**Set task:**
Extract every line from the records below that contains the word "JSON".

**Dataset:**
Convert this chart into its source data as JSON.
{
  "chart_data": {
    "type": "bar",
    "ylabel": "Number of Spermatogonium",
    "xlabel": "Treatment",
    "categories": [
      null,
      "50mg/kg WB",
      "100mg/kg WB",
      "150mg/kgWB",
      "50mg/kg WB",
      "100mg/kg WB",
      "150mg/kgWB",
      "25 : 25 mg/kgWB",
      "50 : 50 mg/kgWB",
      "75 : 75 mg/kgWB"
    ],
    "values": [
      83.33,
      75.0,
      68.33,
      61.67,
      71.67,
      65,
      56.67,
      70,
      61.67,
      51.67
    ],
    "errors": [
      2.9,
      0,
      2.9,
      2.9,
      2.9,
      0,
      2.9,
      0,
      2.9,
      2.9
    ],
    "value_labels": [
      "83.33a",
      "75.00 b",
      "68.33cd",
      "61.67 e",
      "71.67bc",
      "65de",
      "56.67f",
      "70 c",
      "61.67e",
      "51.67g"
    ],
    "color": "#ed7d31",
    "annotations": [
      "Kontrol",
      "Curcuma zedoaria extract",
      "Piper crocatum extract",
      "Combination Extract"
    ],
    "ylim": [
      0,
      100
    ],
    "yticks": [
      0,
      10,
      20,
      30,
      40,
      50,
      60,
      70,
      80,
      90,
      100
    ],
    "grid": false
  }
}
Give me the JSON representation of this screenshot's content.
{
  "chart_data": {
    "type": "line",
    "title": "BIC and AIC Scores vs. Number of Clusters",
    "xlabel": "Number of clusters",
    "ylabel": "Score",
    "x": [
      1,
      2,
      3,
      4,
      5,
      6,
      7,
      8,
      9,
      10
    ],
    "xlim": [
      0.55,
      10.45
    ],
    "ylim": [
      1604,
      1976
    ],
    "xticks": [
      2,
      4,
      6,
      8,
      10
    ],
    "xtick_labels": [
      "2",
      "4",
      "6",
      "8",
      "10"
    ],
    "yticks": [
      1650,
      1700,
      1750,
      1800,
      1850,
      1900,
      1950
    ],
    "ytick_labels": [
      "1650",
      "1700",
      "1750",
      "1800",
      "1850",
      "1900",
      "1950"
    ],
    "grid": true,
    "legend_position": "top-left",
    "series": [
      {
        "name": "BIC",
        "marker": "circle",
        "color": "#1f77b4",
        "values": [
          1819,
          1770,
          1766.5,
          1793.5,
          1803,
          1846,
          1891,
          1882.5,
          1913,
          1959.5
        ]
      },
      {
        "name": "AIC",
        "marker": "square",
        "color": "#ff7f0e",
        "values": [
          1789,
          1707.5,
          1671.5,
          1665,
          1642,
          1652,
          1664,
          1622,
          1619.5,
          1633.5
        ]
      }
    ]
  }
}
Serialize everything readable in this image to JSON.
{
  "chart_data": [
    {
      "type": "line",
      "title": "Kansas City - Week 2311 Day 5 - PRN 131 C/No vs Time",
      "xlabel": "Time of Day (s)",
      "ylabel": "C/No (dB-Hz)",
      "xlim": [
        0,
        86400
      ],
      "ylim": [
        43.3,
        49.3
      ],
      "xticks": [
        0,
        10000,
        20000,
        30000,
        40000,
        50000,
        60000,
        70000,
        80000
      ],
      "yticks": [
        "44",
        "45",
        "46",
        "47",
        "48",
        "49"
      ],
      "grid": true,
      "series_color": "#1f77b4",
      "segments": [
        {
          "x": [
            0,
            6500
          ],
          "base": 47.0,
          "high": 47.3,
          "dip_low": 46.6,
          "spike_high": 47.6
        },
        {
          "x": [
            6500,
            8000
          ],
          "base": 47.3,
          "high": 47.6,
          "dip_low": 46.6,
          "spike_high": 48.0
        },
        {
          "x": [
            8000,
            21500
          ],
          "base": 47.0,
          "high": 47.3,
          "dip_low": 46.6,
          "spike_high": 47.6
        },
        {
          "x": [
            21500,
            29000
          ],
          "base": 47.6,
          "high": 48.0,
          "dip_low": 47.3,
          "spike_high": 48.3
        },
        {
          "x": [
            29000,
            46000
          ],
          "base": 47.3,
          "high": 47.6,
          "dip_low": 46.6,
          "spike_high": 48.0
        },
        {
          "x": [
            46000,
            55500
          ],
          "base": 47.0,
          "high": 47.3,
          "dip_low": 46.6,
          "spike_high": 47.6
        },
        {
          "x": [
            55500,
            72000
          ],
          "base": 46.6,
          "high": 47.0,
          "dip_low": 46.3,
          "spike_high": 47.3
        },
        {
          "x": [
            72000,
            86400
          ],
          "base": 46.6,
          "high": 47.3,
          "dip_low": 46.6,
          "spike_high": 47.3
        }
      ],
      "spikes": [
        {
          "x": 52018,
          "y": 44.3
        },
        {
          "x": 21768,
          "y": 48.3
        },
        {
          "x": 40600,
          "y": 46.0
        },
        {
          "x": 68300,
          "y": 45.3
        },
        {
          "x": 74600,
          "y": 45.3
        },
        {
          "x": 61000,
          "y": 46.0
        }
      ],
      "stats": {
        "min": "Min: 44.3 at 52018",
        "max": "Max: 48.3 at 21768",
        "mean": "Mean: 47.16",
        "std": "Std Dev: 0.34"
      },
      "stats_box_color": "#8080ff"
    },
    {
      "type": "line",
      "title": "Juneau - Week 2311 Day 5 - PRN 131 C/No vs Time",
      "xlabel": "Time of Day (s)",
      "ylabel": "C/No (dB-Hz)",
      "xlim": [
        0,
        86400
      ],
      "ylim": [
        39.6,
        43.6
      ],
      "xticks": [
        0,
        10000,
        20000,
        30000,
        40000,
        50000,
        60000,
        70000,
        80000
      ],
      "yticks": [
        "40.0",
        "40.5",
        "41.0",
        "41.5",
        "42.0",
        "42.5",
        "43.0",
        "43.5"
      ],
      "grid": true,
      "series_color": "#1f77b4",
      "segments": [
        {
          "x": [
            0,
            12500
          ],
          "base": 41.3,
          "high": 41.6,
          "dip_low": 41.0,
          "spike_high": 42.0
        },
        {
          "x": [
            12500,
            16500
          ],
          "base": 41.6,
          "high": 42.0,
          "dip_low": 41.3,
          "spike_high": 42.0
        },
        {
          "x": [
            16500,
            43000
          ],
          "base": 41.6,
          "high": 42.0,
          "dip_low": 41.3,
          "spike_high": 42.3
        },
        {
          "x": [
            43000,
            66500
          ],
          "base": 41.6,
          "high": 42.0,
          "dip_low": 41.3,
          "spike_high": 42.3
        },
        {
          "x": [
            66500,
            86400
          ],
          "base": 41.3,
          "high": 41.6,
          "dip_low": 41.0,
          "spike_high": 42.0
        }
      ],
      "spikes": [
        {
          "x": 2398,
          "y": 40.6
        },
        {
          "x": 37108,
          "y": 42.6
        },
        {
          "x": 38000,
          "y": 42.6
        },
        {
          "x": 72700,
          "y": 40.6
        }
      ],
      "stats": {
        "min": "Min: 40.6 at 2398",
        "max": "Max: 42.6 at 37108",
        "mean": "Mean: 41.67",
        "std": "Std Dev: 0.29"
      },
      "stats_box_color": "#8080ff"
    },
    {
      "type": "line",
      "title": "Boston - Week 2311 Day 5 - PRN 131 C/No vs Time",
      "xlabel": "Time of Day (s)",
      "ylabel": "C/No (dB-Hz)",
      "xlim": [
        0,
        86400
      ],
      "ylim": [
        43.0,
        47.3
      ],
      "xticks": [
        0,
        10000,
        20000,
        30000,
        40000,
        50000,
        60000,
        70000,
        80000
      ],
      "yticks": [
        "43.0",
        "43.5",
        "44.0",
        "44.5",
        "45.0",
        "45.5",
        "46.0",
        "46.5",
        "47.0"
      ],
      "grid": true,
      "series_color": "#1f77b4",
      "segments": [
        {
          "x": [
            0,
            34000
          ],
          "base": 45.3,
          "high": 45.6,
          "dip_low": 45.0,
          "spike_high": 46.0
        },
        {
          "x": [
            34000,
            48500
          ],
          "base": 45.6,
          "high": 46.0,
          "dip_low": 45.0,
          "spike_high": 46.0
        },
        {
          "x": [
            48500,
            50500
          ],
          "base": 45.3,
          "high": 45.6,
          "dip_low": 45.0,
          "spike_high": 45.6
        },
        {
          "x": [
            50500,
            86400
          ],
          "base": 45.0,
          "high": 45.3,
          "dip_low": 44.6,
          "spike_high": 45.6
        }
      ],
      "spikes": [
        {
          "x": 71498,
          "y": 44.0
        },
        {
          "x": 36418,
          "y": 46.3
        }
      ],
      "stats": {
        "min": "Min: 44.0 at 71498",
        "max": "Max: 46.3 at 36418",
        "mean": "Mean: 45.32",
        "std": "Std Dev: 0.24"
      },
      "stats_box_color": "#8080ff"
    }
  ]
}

**Exercise output:**
Convert this chart into its source data as JSON.
Give me the JSON representation of this screenshot's content.
Serialize everything readable in this image to JSON.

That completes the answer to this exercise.